▸ Recorded information:
********

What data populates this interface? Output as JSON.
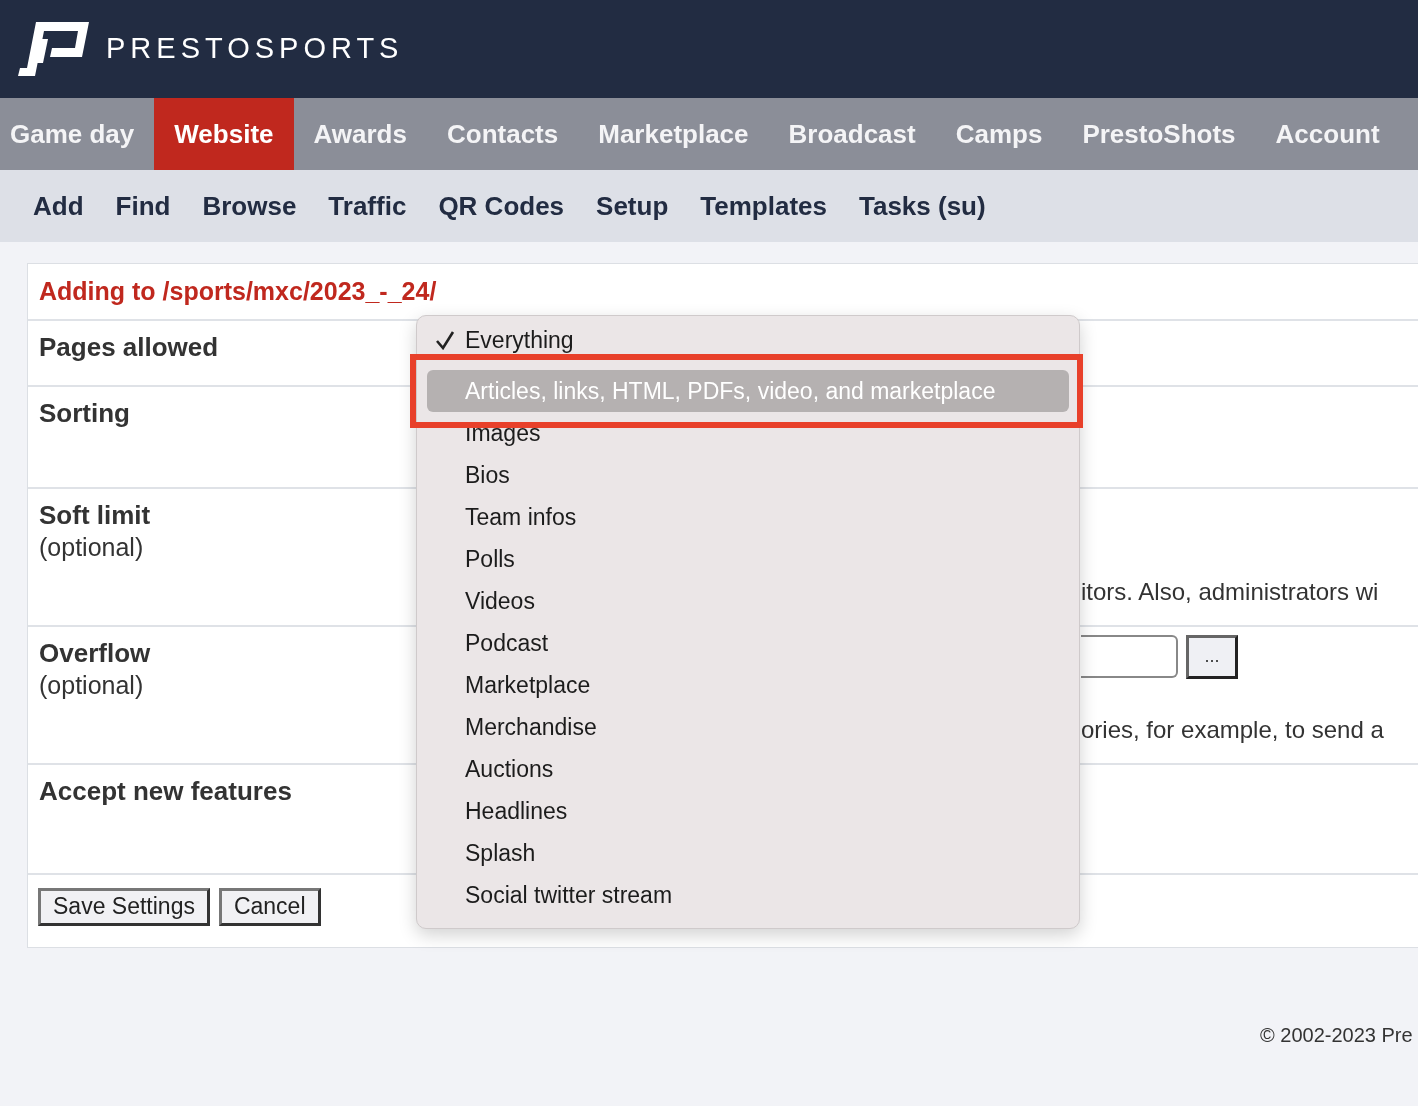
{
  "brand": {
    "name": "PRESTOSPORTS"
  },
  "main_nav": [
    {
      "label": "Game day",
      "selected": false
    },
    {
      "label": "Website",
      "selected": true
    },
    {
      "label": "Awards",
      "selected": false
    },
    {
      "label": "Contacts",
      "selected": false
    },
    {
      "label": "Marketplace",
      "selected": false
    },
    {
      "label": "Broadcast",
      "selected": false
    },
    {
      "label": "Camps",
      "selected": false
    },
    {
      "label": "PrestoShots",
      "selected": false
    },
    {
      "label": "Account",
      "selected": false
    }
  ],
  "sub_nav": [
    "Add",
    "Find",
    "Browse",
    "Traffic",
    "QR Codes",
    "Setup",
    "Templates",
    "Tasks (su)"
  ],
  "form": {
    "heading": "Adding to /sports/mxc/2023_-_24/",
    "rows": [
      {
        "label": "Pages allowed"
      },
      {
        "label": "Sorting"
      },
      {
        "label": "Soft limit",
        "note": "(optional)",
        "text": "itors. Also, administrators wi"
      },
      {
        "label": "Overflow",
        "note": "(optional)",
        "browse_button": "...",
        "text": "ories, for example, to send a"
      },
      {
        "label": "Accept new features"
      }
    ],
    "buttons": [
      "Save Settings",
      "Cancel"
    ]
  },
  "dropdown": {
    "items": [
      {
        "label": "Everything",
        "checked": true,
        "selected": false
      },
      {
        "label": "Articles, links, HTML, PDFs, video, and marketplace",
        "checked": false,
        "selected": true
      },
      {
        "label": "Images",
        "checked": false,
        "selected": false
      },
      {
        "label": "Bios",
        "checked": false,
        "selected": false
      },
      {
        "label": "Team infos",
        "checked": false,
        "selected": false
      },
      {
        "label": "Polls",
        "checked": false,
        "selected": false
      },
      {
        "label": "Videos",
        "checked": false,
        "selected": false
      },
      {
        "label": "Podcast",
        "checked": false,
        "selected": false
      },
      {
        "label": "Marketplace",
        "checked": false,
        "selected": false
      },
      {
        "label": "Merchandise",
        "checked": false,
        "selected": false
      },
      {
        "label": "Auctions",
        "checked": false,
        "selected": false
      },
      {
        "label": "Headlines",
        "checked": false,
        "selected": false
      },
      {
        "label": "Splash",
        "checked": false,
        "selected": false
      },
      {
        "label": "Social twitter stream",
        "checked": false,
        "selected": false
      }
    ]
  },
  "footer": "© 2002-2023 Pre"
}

********

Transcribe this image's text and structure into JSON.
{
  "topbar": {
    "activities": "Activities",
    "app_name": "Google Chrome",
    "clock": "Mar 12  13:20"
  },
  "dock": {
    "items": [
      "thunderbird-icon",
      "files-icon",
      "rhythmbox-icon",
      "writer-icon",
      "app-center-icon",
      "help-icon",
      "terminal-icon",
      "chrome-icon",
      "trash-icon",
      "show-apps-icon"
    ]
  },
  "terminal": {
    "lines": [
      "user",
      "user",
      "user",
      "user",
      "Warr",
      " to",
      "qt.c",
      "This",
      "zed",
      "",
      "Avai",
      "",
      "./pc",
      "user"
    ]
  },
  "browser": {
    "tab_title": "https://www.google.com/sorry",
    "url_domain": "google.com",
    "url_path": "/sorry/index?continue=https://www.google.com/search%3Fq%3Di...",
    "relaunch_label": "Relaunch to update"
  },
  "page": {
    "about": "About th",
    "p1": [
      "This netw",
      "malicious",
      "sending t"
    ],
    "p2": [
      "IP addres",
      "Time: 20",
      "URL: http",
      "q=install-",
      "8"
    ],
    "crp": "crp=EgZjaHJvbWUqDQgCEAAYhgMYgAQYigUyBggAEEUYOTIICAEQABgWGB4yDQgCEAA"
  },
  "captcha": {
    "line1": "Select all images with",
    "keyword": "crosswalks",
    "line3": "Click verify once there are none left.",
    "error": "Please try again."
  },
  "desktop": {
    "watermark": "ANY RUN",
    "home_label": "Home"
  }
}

********

▸ What you are asked to do: In the listing above, locate each line with "https" and copy it.

▸ Result for this task:
    "tab_title": "https://www.google.com/sorry",
    "url_path": "/sorry/index?continue=https://www.google.com/search%3Fq%3Di...",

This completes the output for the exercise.